# Written request
Gather all lines from the material that contain "governing".

Lines of data
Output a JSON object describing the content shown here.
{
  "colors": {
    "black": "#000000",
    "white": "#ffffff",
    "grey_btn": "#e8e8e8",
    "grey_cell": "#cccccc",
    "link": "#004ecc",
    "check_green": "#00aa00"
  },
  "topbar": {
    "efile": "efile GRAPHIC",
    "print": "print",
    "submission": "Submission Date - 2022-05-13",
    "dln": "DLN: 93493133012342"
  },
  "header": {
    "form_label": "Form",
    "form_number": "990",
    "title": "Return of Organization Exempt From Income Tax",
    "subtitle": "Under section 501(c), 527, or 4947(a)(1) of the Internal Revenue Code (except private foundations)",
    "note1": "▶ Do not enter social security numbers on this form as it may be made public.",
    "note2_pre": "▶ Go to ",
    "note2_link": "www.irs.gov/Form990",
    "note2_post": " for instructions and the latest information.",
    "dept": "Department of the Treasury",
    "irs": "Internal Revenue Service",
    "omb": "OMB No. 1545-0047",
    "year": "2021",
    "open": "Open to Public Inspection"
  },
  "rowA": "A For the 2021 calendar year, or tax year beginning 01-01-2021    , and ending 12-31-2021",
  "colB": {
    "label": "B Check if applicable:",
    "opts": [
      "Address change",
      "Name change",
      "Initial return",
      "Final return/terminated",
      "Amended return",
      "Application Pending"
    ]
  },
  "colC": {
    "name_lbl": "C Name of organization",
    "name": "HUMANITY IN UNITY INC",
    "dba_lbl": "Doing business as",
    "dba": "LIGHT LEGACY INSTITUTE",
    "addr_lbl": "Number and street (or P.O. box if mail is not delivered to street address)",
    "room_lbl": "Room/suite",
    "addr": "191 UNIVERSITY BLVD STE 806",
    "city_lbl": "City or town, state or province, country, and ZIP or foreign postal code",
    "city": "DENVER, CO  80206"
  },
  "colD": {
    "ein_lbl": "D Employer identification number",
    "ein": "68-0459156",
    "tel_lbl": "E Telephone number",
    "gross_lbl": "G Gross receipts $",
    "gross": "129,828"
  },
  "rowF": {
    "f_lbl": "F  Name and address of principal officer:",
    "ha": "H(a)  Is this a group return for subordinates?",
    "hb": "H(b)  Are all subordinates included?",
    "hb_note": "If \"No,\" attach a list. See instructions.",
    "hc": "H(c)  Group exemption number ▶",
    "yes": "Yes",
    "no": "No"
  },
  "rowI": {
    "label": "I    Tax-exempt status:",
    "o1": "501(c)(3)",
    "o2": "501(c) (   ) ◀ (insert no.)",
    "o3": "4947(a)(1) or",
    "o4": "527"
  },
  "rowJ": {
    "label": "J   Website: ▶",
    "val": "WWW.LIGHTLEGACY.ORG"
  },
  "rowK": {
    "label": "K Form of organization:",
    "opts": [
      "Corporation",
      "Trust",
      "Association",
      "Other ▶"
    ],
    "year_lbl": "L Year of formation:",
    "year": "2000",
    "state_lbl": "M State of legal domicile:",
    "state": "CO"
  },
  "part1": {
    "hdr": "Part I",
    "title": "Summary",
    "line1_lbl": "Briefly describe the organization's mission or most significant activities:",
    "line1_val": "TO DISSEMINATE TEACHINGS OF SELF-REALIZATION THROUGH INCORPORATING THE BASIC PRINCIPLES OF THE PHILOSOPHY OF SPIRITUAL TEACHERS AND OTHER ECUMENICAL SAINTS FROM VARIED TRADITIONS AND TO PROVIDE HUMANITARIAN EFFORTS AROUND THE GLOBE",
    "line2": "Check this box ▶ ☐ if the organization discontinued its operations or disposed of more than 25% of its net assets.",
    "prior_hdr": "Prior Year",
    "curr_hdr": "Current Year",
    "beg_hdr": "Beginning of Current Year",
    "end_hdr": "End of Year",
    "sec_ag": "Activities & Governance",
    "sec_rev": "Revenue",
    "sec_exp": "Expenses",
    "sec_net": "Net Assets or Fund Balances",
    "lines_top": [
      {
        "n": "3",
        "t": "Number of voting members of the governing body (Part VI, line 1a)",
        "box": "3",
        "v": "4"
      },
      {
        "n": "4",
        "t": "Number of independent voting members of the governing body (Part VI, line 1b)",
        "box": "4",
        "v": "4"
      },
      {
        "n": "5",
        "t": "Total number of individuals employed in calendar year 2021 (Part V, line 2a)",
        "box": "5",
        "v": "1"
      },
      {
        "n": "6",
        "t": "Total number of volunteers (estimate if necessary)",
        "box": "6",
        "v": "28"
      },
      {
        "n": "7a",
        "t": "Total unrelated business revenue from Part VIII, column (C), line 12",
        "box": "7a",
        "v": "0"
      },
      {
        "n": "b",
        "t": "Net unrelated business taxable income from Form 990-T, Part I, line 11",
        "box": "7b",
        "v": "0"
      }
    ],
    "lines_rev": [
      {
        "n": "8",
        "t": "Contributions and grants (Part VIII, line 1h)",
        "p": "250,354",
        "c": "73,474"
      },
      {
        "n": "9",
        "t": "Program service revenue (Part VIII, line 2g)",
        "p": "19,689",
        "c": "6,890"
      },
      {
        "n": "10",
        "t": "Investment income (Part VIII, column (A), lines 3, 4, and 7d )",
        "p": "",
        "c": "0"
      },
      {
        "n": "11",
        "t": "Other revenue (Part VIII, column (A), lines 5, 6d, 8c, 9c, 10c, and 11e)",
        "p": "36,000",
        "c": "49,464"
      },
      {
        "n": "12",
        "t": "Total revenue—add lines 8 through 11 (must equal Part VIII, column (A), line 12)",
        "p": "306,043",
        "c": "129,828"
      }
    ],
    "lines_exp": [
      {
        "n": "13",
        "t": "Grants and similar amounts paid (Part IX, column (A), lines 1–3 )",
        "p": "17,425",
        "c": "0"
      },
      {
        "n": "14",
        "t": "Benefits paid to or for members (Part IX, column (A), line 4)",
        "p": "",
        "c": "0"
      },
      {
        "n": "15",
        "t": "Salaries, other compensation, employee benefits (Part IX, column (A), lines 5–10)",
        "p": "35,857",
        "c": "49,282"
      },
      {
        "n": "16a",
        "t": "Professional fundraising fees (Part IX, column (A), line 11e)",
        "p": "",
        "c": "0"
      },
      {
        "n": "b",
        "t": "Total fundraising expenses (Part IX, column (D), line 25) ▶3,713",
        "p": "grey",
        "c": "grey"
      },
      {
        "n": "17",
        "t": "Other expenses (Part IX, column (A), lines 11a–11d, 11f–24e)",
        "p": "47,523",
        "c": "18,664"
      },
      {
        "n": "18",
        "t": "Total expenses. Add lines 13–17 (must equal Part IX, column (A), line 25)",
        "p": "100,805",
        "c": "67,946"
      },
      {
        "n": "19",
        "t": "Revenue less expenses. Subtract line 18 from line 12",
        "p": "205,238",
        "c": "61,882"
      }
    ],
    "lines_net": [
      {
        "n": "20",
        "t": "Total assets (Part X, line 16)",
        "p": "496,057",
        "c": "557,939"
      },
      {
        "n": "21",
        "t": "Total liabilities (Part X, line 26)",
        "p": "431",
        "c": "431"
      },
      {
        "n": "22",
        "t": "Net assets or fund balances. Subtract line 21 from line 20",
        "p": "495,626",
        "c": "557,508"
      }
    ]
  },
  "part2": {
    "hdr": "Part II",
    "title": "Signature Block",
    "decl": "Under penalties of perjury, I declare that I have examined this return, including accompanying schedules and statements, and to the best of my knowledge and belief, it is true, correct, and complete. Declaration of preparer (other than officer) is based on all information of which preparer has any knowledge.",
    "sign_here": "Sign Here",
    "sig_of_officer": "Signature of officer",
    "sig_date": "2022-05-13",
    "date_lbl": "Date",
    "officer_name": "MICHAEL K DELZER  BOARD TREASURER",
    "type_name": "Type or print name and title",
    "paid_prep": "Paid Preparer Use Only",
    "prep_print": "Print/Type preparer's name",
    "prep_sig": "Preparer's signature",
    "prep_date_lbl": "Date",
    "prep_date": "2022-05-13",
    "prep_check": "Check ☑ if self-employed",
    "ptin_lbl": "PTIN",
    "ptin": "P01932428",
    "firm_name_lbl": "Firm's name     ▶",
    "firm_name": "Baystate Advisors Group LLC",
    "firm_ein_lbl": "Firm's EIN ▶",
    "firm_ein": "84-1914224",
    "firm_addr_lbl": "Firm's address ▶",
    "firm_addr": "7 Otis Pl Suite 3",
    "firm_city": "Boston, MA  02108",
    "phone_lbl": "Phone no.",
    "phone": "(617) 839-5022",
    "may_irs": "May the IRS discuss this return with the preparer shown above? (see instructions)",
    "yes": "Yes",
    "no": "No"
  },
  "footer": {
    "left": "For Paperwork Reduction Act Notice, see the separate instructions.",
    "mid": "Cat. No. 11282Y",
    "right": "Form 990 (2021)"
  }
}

# Final result
        "t": "Number of voting members of the governing body (Part VI, line 1a)",
        "t": "Number of independent voting members of the governing body (Part VI, line 1b)",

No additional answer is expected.